Dataset records:
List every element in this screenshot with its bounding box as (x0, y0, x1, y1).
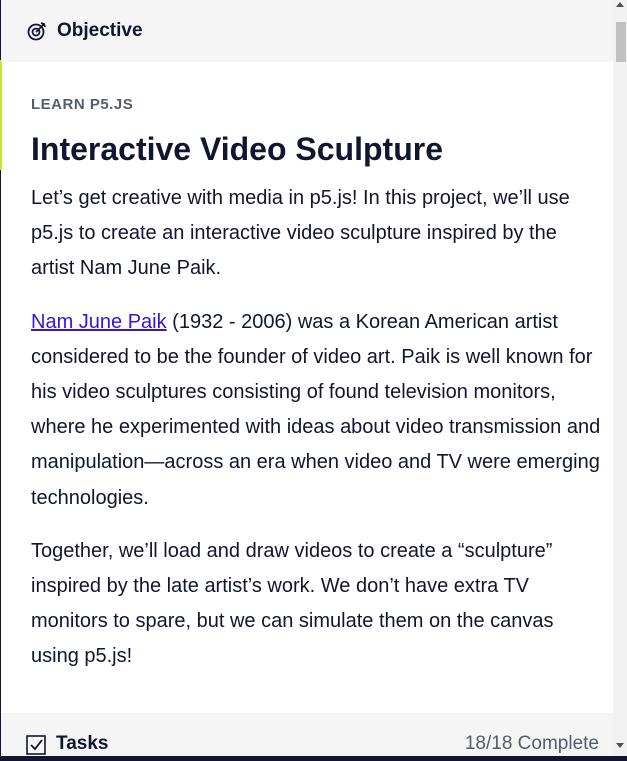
scrollbar-thumb[interactable] (616, 22, 626, 62)
objective-header[interactable]: Objective (1, 0, 613, 62)
header-title: Objective (57, 20, 143, 41)
paik-paragraph-text: (1932 - 2006) was a Korean American arti… (31, 310, 601, 509)
scroll-down-arrow[interactable] (616, 743, 624, 748)
scroll-up-arrow[interactable] (616, 2, 624, 7)
tasks-count: 18/18 Complete (464, 733, 599, 754)
tasks-bar[interactable]: Tasks 18/18 Complete (1, 713, 613, 756)
paik-paragraph: Nam June Paik (1932 - 2006) was a Korean… (31, 305, 601, 516)
course-eyebrow: LEARN P5.JS (31, 96, 134, 113)
tasks-label: Tasks (56, 733, 109, 754)
lesson-title: Interactive Video Sculpture (31, 131, 443, 167)
frame-border-bottom (0, 756, 627, 761)
checkbox-icon (26, 735, 46, 755)
together-paragraph: Together, we’ll load and draw videos to … (31, 539, 554, 668)
target-icon (26, 20, 48, 42)
lesson-content: LEARN P5.JS Interactive Video Sculpture … (31, 93, 601, 675)
scrollbar-track[interactable] (613, 0, 627, 756)
frame-accent (0, 60, 2, 170)
nam-june-paik-link[interactable]: Nam June Paik (31, 311, 167, 333)
intro-paragraph: Let’s get creative with media in p5.js! … (31, 187, 570, 280)
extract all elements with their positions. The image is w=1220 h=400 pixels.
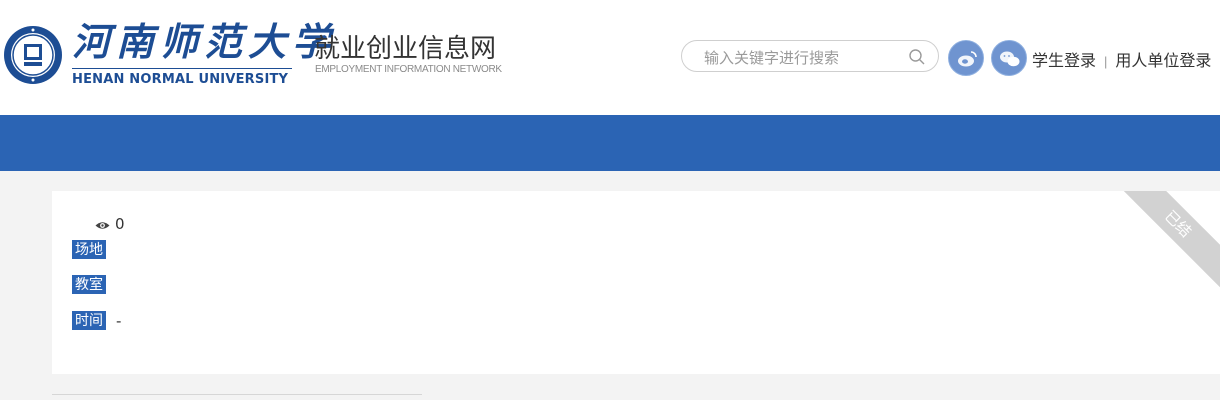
search-icon[interactable] [908,48,926,66]
logo-divider [72,68,292,69]
site-header: 河南师范大学 HENAN NORMAL UNIVERSITY 就业创业信息网 E… [0,0,1220,115]
status-corner-badge: 已结 [1110,191,1220,292]
weibo-icon [958,51,977,67]
detail-panel: 0 场地 教室 时间 - 已结 [52,191,1220,374]
eye-icon [95,222,110,229]
student-login-link[interactable]: 学生登录 [1032,53,1096,70]
section-divider [52,394,422,395]
login-separator: | [1104,54,1108,69]
venue-label: 场地 [72,240,106,259]
logo-english-name: HENAN NORMAL UNIVERSITY [72,72,289,87]
login-links: 学生登录 | 用人单位登录 [1032,47,1211,71]
time-value: - [116,311,122,330]
university-logo[interactable]: 河南师范大学 HENAN NORMAL UNIVERSITY [0,18,330,87]
detail-row-classroom: 教室 [72,274,116,294]
classroom-label: 教室 [72,275,106,294]
detail-row-venue: 场地 [72,239,116,259]
view-count-value: 0 [115,215,125,233]
search-box [681,40,939,72]
detail-row-time: 时间 - [72,310,121,330]
wechat-icon [1000,51,1020,67]
weibo-button[interactable] [948,40,984,76]
time-label: 时间 [72,311,106,330]
wechat-button[interactable] [991,40,1027,76]
logo-chinese-name: 河南师范大学 [72,19,337,64]
site-subtitle: EMPLOYMENT INFORMATION NETWORK [315,64,502,75]
main-nav-bar [0,115,1220,171]
view-count: 0 [95,215,125,233]
site-title: 就业创业信息网 [314,33,497,63]
search-input[interactable] [702,47,906,69]
university-seal-icon [4,26,62,84]
employer-login-link[interactable]: 用人单位登录 [1115,53,1211,70]
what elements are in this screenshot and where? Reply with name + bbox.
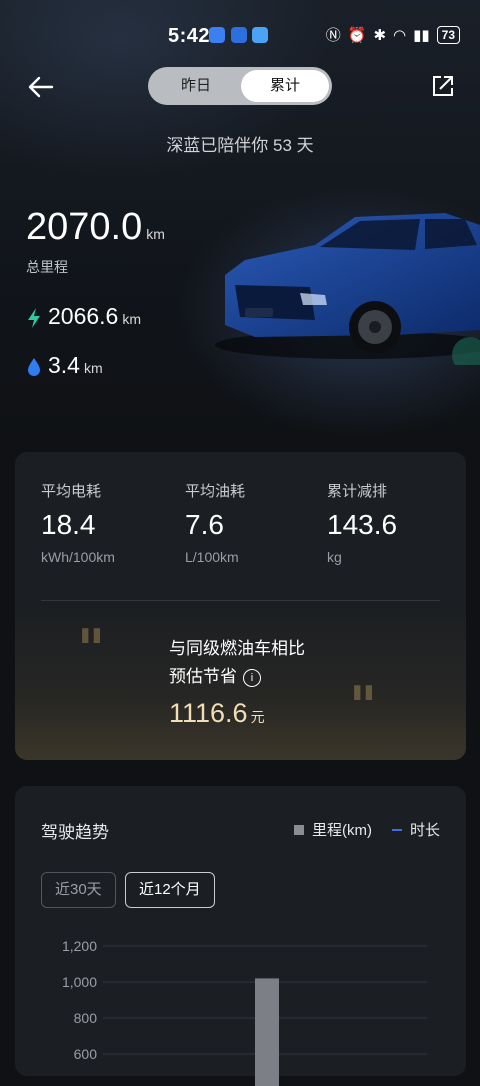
fuel-mileage: 3.4 km <box>26 352 103 379</box>
signal-icon: ▮▮ <box>413 26 430 44</box>
trend-title: 驾驶趋势 <box>41 823 109 842</box>
electric-mileage-unit: km <box>122 311 142 327</box>
tab-cumulative[interactable]: 累计 <box>241 70 329 102</box>
y-tick-label: 1,000 <box>62 974 97 990</box>
legend-mileage: 里程(km) <box>293 819 372 840</box>
savings-estimate-text: 预估节省 <box>169 667 237 686</box>
y-tick-label: 1,200 <box>62 938 97 954</box>
stat-avg-fuel: 平均油耗 7.6 L/100km <box>185 480 245 565</box>
legend-duration-label: 时长 <box>409 822 440 839</box>
stat-label: 平均油耗 <box>185 483 246 500</box>
nfc-icon: Ⓝ <box>325 27 341 44</box>
chart-bar[interactable] <box>255 978 279 1086</box>
legend-duration: 时长 <box>391 819 440 840</box>
app-icon-blue <box>209 27 225 43</box>
total-mileage-label: 总里程 <box>26 259 68 275</box>
legend-mileage-label: 里程(km) <box>311 822 372 839</box>
car-image <box>215 213 480 365</box>
status-bar: 5:42 Ⓝ ⏰ ✱ ◠ ▮▮ 73 <box>0 0 480 70</box>
savings-estimate-label: 预估节省 i <box>169 662 261 687</box>
legend-square-icon <box>293 825 304 835</box>
wifi-icon: ◠ <box>393 26 407 44</box>
chart-legend: 里程(km) 时长 <box>293 819 440 840</box>
savings-value: 1116.6 <box>169 698 248 728</box>
stat-label: 平均电耗 <box>41 483 102 500</box>
legend-line-icon <box>391 829 402 831</box>
fuel-mileage-unit: km <box>83 360 103 376</box>
stats-card: 平均电耗 18.4 kWh/100km 平均油耗 7.6 L/100km 累计减… <box>15 452 466 760</box>
stat-emission-reduction: 累计减排 143.6 kg <box>327 480 397 565</box>
status-time: 5:42 <box>168 25 211 47</box>
alarm-icon: ⏰ <box>347 26 367 44</box>
range-30-days-button[interactable]: 近30天 <box>41 872 116 908</box>
savings-amount: 1116.6 元 <box>169 698 265 729</box>
electric-mileage: 2066.6 km <box>26 303 141 330</box>
stat-avg-electric: 平均电耗 18.4 kWh/100km <box>41 480 115 565</box>
fuel-drop-icon <box>28 357 40 376</box>
stat-unit: kg <box>327 549 342 565</box>
savings-unit: 元 <box>250 709 265 725</box>
quote-mark-left-icon: " <box>77 617 106 681</box>
trend-chart: 1,200 1,000 800 600 <box>62 938 427 1086</box>
companion-days-text: 深蓝已陪伴你 53 天 <box>166 136 314 155</box>
total-mileage: 2070.0 km <box>26 206 165 249</box>
back-arrow-icon[interactable] <box>26 72 56 102</box>
info-icon[interactable]: i <box>243 669 261 687</box>
total-mileage-value: 2070.0 <box>26 206 143 248</box>
status-icons: Ⓝ ⏰ ✱ ◠ ▮▮ 73 <box>326 24 460 45</box>
y-tick-label: 800 <box>74 1010 98 1026</box>
range-12-months-button[interactable]: 近12个月 <box>125 872 215 908</box>
stat-unit: kWh/100km <box>41 549 115 565</box>
tab-yesterday[interactable]: 昨日 <box>152 70 240 102</box>
stat-value: 18.4 <box>41 509 96 540</box>
electric-mileage-value: 2066.6 <box>48 303 119 329</box>
divider <box>41 600 440 601</box>
savings-compare-text: 与同级燃油车相比 <box>169 639 305 658</box>
quote-mark-right-icon: " <box>349 674 378 738</box>
share-icon[interactable] <box>430 73 456 99</box>
fuel-mileage-value: 3.4 <box>48 352 80 378</box>
lightning-icon <box>28 307 40 328</box>
bluetooth-icon: ✱ <box>373 26 387 44</box>
weather-icon <box>252 27 268 43</box>
total-mileage-unit: km <box>146 226 165 242</box>
y-tick-label: 600 <box>74 1046 98 1062</box>
stat-value: 143.6 <box>327 509 398 540</box>
app-icon-blue-2 <box>231 27 247 43</box>
period-toggle: 昨日 累计 <box>148 67 332 105</box>
stat-value: 7.6 <box>185 509 224 540</box>
stat-unit: L/100km <box>185 549 239 565</box>
driving-trend-card: 驾驶趋势 里程(km) 时长 近30天 近12个月 1,200 1,000 800 6… <box>15 786 466 1086</box>
stat-label: 累计减排 <box>327 483 388 500</box>
battery-indicator: 73 <box>436 25 460 44</box>
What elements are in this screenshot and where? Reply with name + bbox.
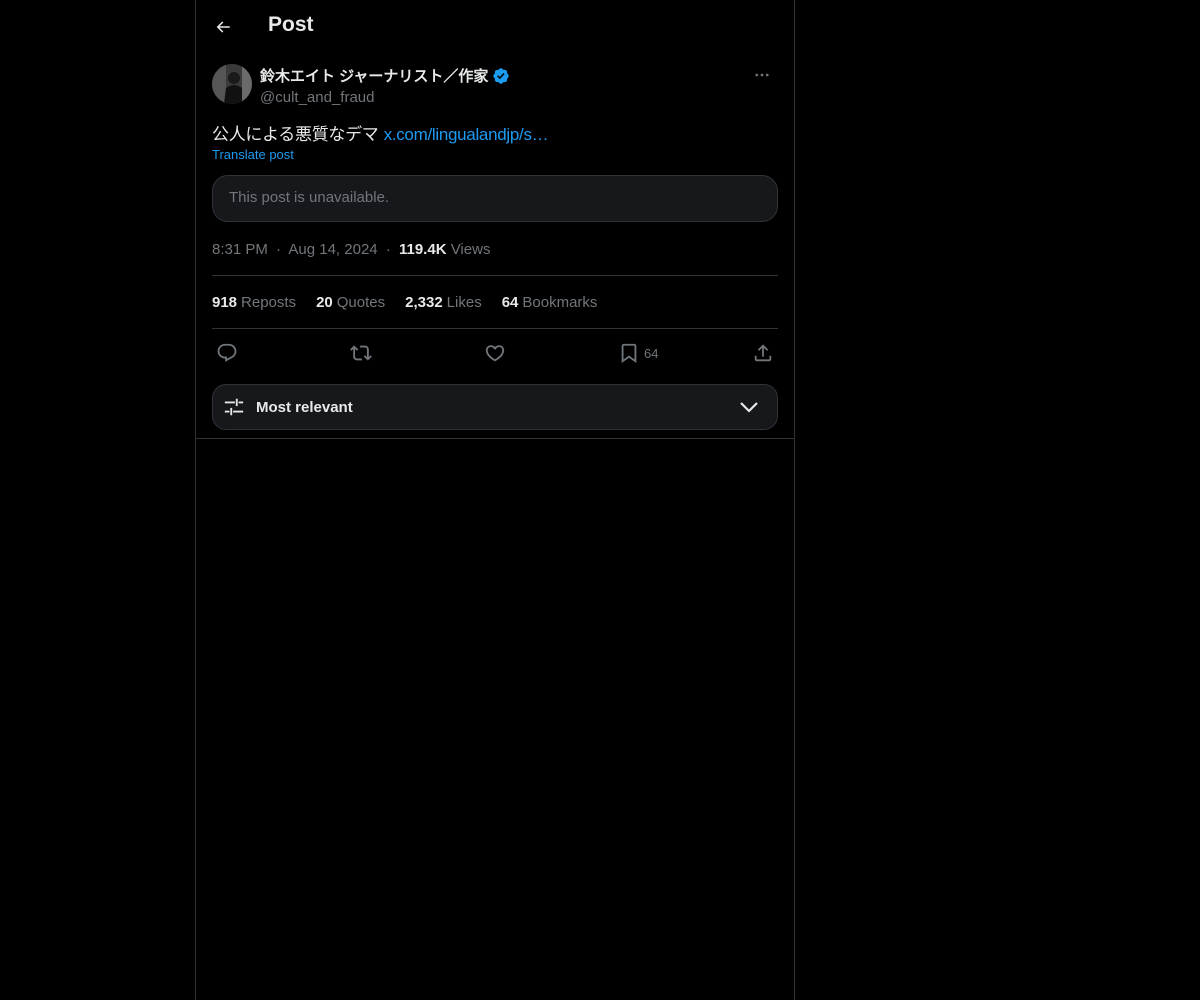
arrow-left-icon [216,21,230,33]
share-icon [754,344,772,362]
verified-badge-icon [493,67,510,84]
main-column: Post 鈴木エイト ジャーナリスト／作家 @cult_and_fraud 公人… [195,0,795,1000]
divider [212,275,778,276]
reply-button[interactable] [216,339,238,367]
page-title: Post [268,13,314,36]
likes-count: 2,332 [405,294,443,311]
sort-label: Most relevant [256,399,353,416]
post-date[interactable]: Aug 14, 2024 [288,241,377,258]
translate-post-link[interactable]: Translate post [212,147,294,162]
avatar[interactable] [212,64,252,104]
reposts-count: 918 [212,294,238,311]
reposts-label: Reposts [241,294,297,311]
divider [212,328,778,329]
post-meta: 8:31 PM · Aug 14, 2024 · 119.4K Views [212,241,490,258]
views-label: Views [450,241,491,258]
separator-dot: · [276,241,282,258]
chevron-down-icon [740,402,758,413]
quotes-stat[interactable]: 20 Quotes [316,294,385,311]
separator-dot: · [385,241,391,258]
likes-stat[interactable]: 2,332 Likes [405,294,482,311]
post-body: 公人による悪質なデマ [212,125,379,145]
likes-label: Likes [446,294,482,311]
repost-icon [350,345,372,361]
post-time[interactable]: 8:31 PM [212,241,268,258]
bookmarks-stat[interactable]: 64 Bookmarks [502,294,598,311]
page-header: Post [196,0,794,53]
quoted-post-unavailable: This post is unavailable. [212,175,778,222]
bookmark-button[interactable]: 64 [618,339,658,367]
author-name-row[interactable]: 鈴木エイト ジャーナリスト／作家 [260,65,510,86]
quotes-count: 20 [316,294,333,311]
bookmarks-label: Bookmarks [522,294,598,311]
author-info: 鈴木エイト ジャーナリスト／作家 @cult_and_fraud [260,65,510,106]
reply-icon [217,343,237,362]
author-handle[interactable]: @cult_and_fraud [260,89,510,106]
heart-icon [485,345,505,362]
more-button[interactable] [746,64,778,86]
post-text: 公人による悪質なデマ x.com/lingualandjp/s… [212,120,549,145]
more-icon [755,73,769,77]
post-link[interactable]: x.com/lingualandjp/s… [384,125,549,144]
avatar-image [212,64,252,104]
post-stats: 918 Reposts 20 Quotes 2,332 Likes 64 Bookmar… [212,294,597,311]
bookmark-count: 64 [644,345,659,361]
share-button[interactable] [752,339,774,367]
action-bar: 64 [212,339,778,367]
bookmark-icon [621,343,637,364]
quotes-label: Quotes [336,294,386,311]
back-button[interactable] [206,10,240,44]
reply-sort-dropdown[interactable]: Most relevant [212,384,778,430]
section-divider [196,438,794,439]
repost-button[interactable] [350,339,372,367]
like-button[interactable] [484,339,506,367]
reposts-stat[interactable]: 918 Reposts [212,294,296,311]
sliders-icon [224,398,244,416]
views-count: 119.4K [398,241,447,258]
bookmarks-count: 64 [501,294,519,311]
author-name: 鈴木エイト ジャーナリスト／作家 [260,68,489,85]
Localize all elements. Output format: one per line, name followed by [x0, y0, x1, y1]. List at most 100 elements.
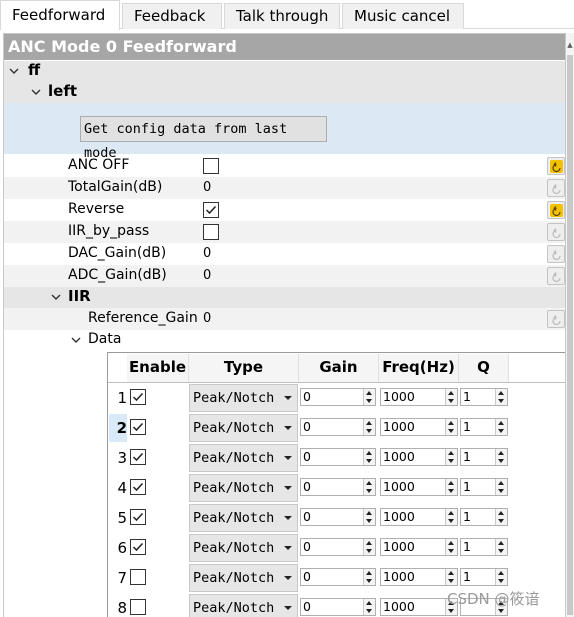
row-number[interactable]: 6	[109, 534, 127, 562]
freq-spinbox[interactable]: 1000	[380, 508, 458, 526]
dropdown-arrow-icon[interactable]	[284, 576, 292, 580]
spin-down-icon[interactable]	[448, 579, 454, 583]
vertical-scrollbar[interactable]: ▲	[566, 33, 574, 617]
enable-checkbox[interactable]	[130, 509, 146, 525]
filter-type-select[interactable]: Peak/Notch	[189, 594, 298, 617]
enable-checkbox[interactable]	[130, 389, 146, 405]
spin-down-icon[interactable]	[448, 429, 454, 433]
gain-spinbox[interactable]: 0	[300, 598, 376, 616]
q-spinbox[interactable]: 1	[460, 508, 508, 526]
tab-talk-through[interactable]: Talk through	[224, 3, 340, 29]
spin-down-icon[interactable]	[448, 489, 454, 493]
spin-buttons[interactable]	[495, 479, 507, 495]
spin-up-icon[interactable]	[366, 601, 372, 605]
spin-up-icon[interactable]	[498, 391, 504, 395]
freq-spinbox[interactable]: 1000	[380, 568, 458, 586]
spin-up-icon[interactable]	[498, 511, 504, 515]
spin-buttons[interactable]	[495, 569, 507, 585]
chevron-down-icon[interactable]	[50, 291, 62, 303]
gain-spinbox[interactable]: 0	[300, 448, 376, 466]
spin-up-icon[interactable]	[366, 421, 372, 425]
spin-up-icon[interactable]	[366, 541, 372, 545]
dropdown-arrow-icon[interactable]	[284, 426, 292, 430]
spin-buttons[interactable]	[445, 449, 457, 465]
spin-up-icon[interactable]	[448, 391, 454, 395]
spin-down-icon[interactable]	[366, 489, 372, 493]
revert-icon[interactable]	[547, 223, 565, 241]
revert-icon[interactable]	[547, 310, 565, 328]
spin-buttons[interactable]	[363, 509, 375, 525]
enable-checkbox[interactable]	[130, 419, 146, 435]
gain-spinbox[interactable]: 0	[300, 508, 376, 526]
spin-down-icon[interactable]	[366, 399, 372, 403]
filter-type-select[interactable]: Peak/Notch	[189, 474, 298, 502]
get-config-button[interactable]: Get config data from last mode	[80, 116, 327, 161]
dropdown-arrow-icon[interactable]	[284, 516, 292, 520]
spin-down-icon[interactable]	[498, 549, 504, 553]
gain-spinbox[interactable]: 0	[300, 388, 376, 406]
freq-spinbox[interactable]: 1000	[380, 448, 458, 466]
property-value[interactable]: 0	[203, 246, 211, 261]
row-number[interactable]: 8	[109, 594, 127, 617]
tab-feedback[interactable]: Feedback	[122, 3, 222, 29]
tree-node-iir[interactable]: IIR	[4, 287, 565, 308]
anc-off-checkbox[interactable]	[203, 158, 219, 174]
column-header-enable[interactable]: Enable	[127, 354, 189, 382]
spin-buttons[interactable]	[495, 509, 507, 525]
spin-down-icon[interactable]	[366, 579, 372, 583]
spin-up-icon[interactable]	[498, 421, 504, 425]
column-header-q[interactable]: Q	[459, 354, 509, 382]
tree-node-ff[interactable]: ff	[4, 61, 565, 81]
freq-spinbox[interactable]: 1000	[380, 418, 458, 436]
spin-buttons[interactable]	[495, 389, 507, 405]
reverse-checkbox[interactable]	[203, 202, 219, 218]
spin-down-icon[interactable]	[366, 429, 372, 433]
property-value[interactable]: 0	[203, 180, 211, 195]
freq-spinbox[interactable]: 1000	[380, 388, 458, 406]
chevron-down-icon[interactable]	[30, 86, 42, 98]
revert-icon[interactable]	[547, 179, 565, 197]
dropdown-arrow-icon[interactable]	[284, 456, 292, 460]
row-number[interactable]: 2	[109, 414, 127, 442]
enable-checkbox[interactable]	[130, 569, 146, 585]
gain-spinbox[interactable]: 0	[300, 478, 376, 496]
spin-down-icon[interactable]	[498, 459, 504, 463]
spin-up-icon[interactable]	[498, 481, 504, 485]
spin-buttons[interactable]	[363, 479, 375, 495]
scrollbar-thumb[interactable]	[567, 55, 573, 615]
row-number[interactable]: 3	[109, 444, 127, 472]
property-value[interactable]: 0	[203, 268, 211, 283]
enable-checkbox[interactable]	[130, 449, 146, 465]
spin-down-icon[interactable]	[366, 609, 372, 613]
spin-up-icon[interactable]	[448, 541, 454, 545]
revert-icon[interactable]	[547, 267, 565, 285]
revert-icon[interactable]	[547, 245, 565, 263]
spin-down-icon[interactable]	[448, 399, 454, 403]
spin-down-icon[interactable]	[448, 519, 454, 523]
spin-up-icon[interactable]	[498, 541, 504, 545]
chevron-down-icon[interactable]	[70, 334, 82, 346]
spin-buttons[interactable]	[363, 419, 375, 435]
spin-down-icon[interactable]	[498, 399, 504, 403]
spin-down-icon[interactable]	[498, 609, 504, 613]
gain-spinbox[interactable]: 0	[300, 568, 376, 586]
spin-up-icon[interactable]	[448, 571, 454, 575]
revert-icon[interactable]	[547, 157, 565, 175]
spin-up-icon[interactable]	[366, 481, 372, 485]
enable-checkbox[interactable]	[130, 599, 146, 615]
spin-buttons[interactable]	[495, 449, 507, 465]
iir-by-pass-checkbox[interactable]	[203, 224, 219, 240]
spin-buttons[interactable]	[445, 509, 457, 525]
filter-type-select[interactable]: Peak/Notch	[189, 384, 298, 412]
spin-down-icon[interactable]	[448, 609, 454, 613]
q-spinbox[interactable]: 1	[460, 418, 508, 436]
dropdown-arrow-icon[interactable]	[284, 606, 292, 610]
q-spinbox[interactable]: 1	[460, 388, 508, 406]
column-header-gain[interactable]: Gain	[299, 354, 379, 382]
spin-down-icon[interactable]	[366, 519, 372, 523]
spin-up-icon[interactable]	[366, 451, 372, 455]
dropdown-arrow-icon[interactable]	[284, 486, 292, 490]
spin-up-icon[interactable]	[498, 571, 504, 575]
spin-down-icon[interactable]	[498, 519, 504, 523]
spin-up-icon[interactable]	[366, 511, 372, 515]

Task to carry out:
Find every line in the listing above that contains the string "bookmarks" and copy each of those lines. Case counts.

Response:
bookmarks-stat[interactable]: 64 Bookmarks [502,294,598,311]
bookmarks-label: Bookmarks [522,294,598,311]
bookmarks-count: 64 [501,294,519,311]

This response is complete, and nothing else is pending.